[EXERCISE MATERIALS]
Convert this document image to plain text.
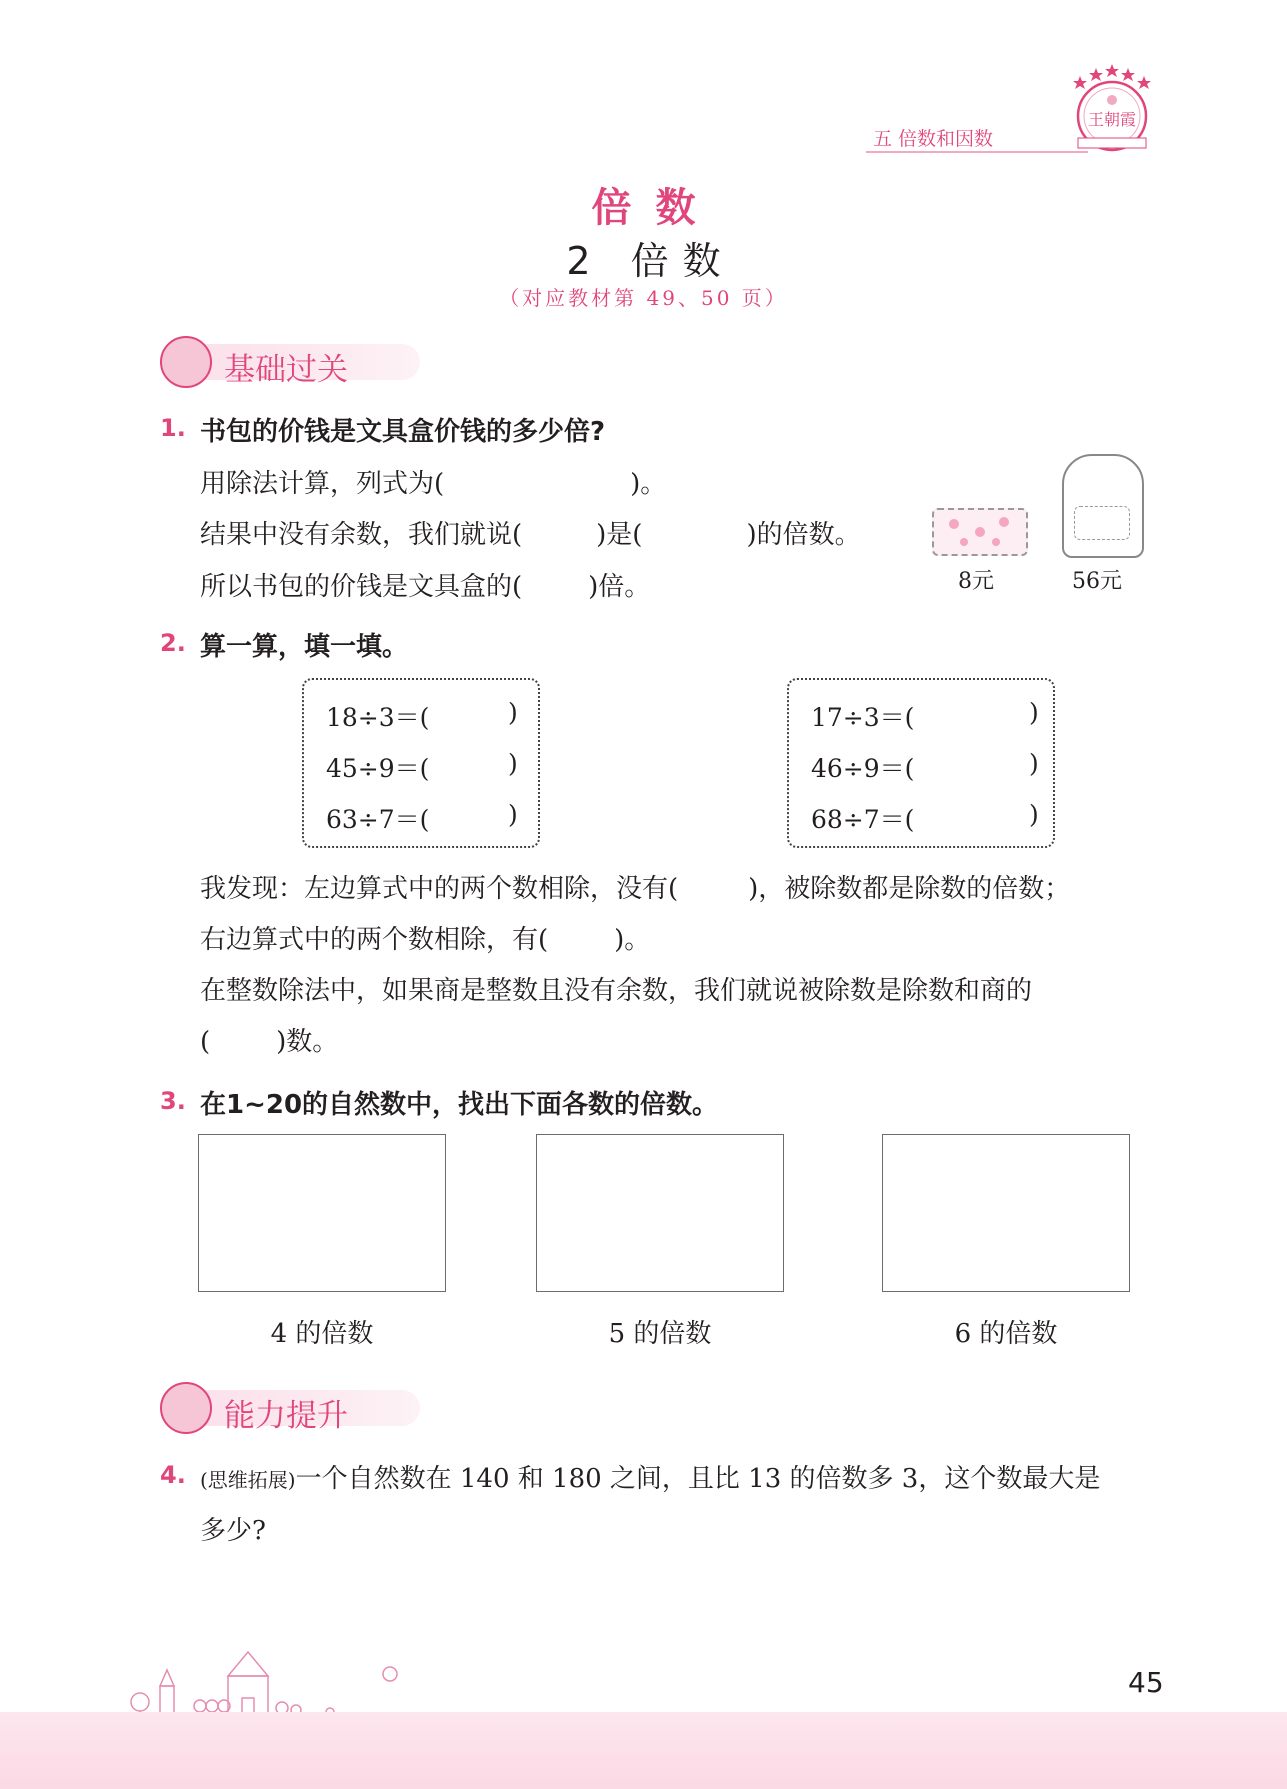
五 倍数和因数
王朝霞
倍数
2 倍数
（对应教材第 49、50 页）
基础过关
1. 书包的价钱是文具盒价钱的多少倍?
用除法计算，列式为(	)。
结果中没有余数，我们就说(	)是(	)的倍数。
所以书包的价钱是文具盒的(	)倍。	8元	56元
2. 算一算，填一填。
18÷3＝(	)
45÷9＝(	)
63÷7＝(	)
17÷3＝(	)
46÷9＝(	)
68÷7＝(	)
我发现：左边算式中的两个数相除，没有(	)，被除数都是除数的倍数；
右边算式中的两个数相除，有(	)。
在整数除法中，如果商是整数且没有余数，我们就说被除数是除数和商的
(	)数。
3. 在1~20的自然数中，找出下面各数的倍数。
4 的倍数	5 的倍数	6 的倍数
能力提升
4. (思维拓展)一个自然数在 140 和 180 之间，且比 13 的倍数多 3，这个数最大是
多少?
45
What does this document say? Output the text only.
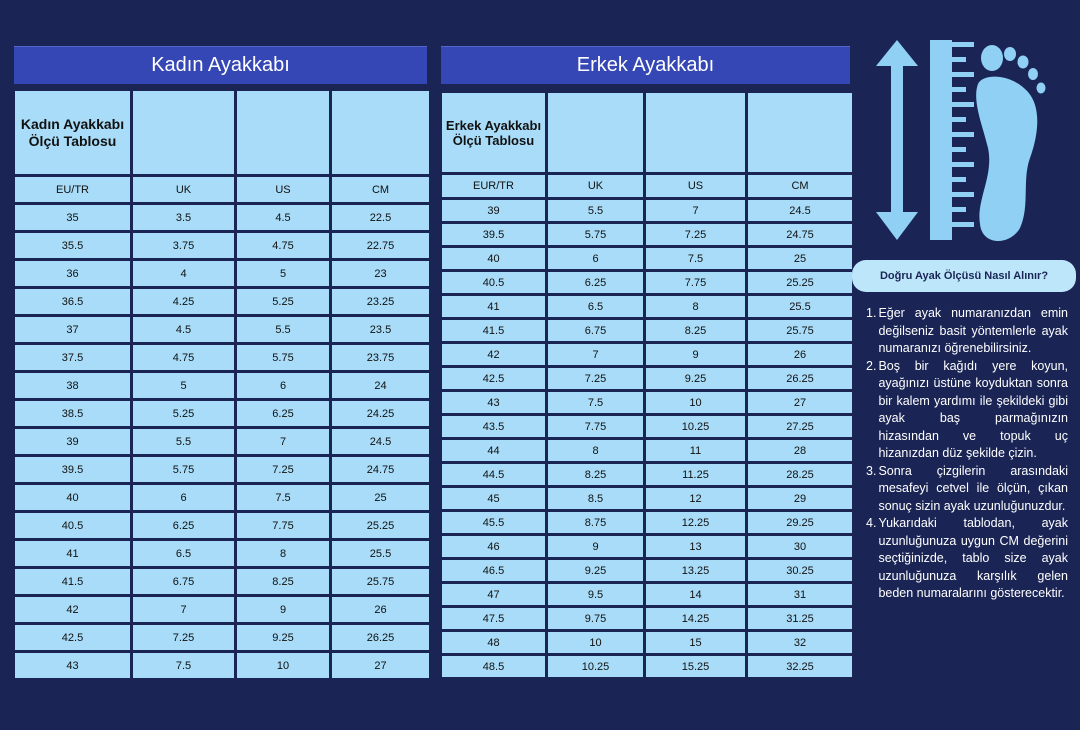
Kadın Ayakkabı	Erkek Ayakkabı
Kadın Ayakkabı Ölçü Tablosu			
EU/TR	UK	US	CM
35	3.5	4.5	22.5
35.5	3.75	4.75	22.75
36	4	5	23
36.5	4.25	5.25	23.25
37	4.5	5.5	23.5
37.5	4.75	5.75	23.75
38	5	6	24
38.5	5.25	6.25	24.25
39	5.5	7	24.5
39.5	5.75	7.25	24.75
40	6	7.5	25
40.5	6.25	7.75	25.25
41	6.5	8	25.5
41.5	6.75	8.25	25.75
42	7	9	26
42.5	7.25	9.25	26.25
43	7.5	10	27
Erkek Ayakkabı Ölçü Tablosu			
EUR/TR	UK	US	CM
39	5.5	7	24.5
39.5	5.75	7.25	24.75
40	6	7.5	25
40.5	6.25	7.75	25.25
41	6.5	8	25.5
41.5	6.75	8.25	25.75
42	7	9	26
42.5	7.25	9.25	26.25
43	7.5	10	27
43.5	7.75	10.25	27.25
44	8	11	28
44.5	8.25	11.25	28.25
45	8.5	12	29
45.5	8.75	12.25	29.25
46	9	13	30
46.5	9.25	13.25	30.25
47	9.5	14	31
47.5	9.75	14.25	31.25
48	10	15	32
48.5	10.25	15.25	32.25
Doğru Ayak Ölçüsü Nasıl Alınır?
1. Eğer ayak numaranızdan emin değilseniz basit yöntemlerle ayak numaranızı öğrenebilirsiniz.
2. Boş bir kağıdı yere koyun, ayağınızı üstüne koyduktan sonra bir kalem yardımı ile şekildeki gibi ayak baş parmağınızın hizasından ve topuk uç hizanızdan düz şekilde çizin.
3. Sonra çizgilerin arasındaki mesafeyi cetvel ile ölçün, çıkan sonuç sizin ayak uzunluğunuzdur.
4. Yukarıdaki tablodan, ayak uzunluğunuza uygun CM değerini seçtiğinizde, tablo size ayak uzunluğunuza karşılık gelen beden numaralarını gösterecektir.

[EXERCISE TASK] Skip the pictures and copy exactly the lines from the one containing "What does this" through the end of the material, both ends included.

[EXERCISE ANSWER]
What does this document say? Output the text only.
Kadın Ayakkabı	Erkek Ayakkabı
Kadın Ayakkabı Ölçü Tablosu			
EU/TR	UK	US	CM
35	3.5	4.5	22.5
35.5	3.75	4.75	22.75
36	4	5	23
36.5	4.25	5.25	23.25
37	4.5	5.5	23.5
37.5	4.75	5.75	23.75
38	5	6	24
38.5	5.25	6.25	24.25
39	5.5	7	24.5
39.5	5.75	7.25	24.75
40	6	7.5	25
40.5	6.25	7.75	25.25
41	6.5	8	25.5
41.5	6.75	8.25	25.75
42	7	9	26
42.5	7.25	9.25	26.25
43	7.5	10	27
Erkek Ayakkabı Ölçü Tablosu			
EUR/TR	UK	US	CM
39	5.5	7	24.5
39.5	5.75	7.25	24.75
40	6	7.5	25
40.5	6.25	7.75	25.25
41	6.5	8	25.5
41.5	6.75	8.25	25.75
42	7	9	26
42.5	7.25	9.25	26.25
43	7.5	10	27
43.5	7.75	10.25	27.25
44	8	11	28
44.5	8.25	11.25	28.25
45	8.5	12	29
45.5	8.75	12.25	29.25
46	9	13	30
46.5	9.25	13.25	30.25
47	9.5	14	31
47.5	9.75	14.25	31.25
48	10	15	32
48.5	10.25	15.25	32.25
Doğru Ayak Ölçüsü Nasıl Alınır?
1. Eğer ayak numaranızdan emin değilseniz basit yöntemlerle ayak numaranızı öğrenebilirsiniz.
2. Boş bir kağıdı yere koyun, ayağınızı üstüne koyduktan sonra bir kalem yardımı ile şekildeki gibi ayak baş parmağınızın hizasından ve topuk uç hizanızdan düz şekilde çizin.
3. Sonra çizgilerin arasındaki mesafeyi cetvel ile ölçün, çıkan sonuç sizin ayak uzunluğunuzdur.
4. Yukarıdaki tablodan, ayak uzunluğunuza uygun CM değerini seçtiğinizde, tablo size ayak uzunluğunuza karşılık gelen beden numaralarını gösterecektir.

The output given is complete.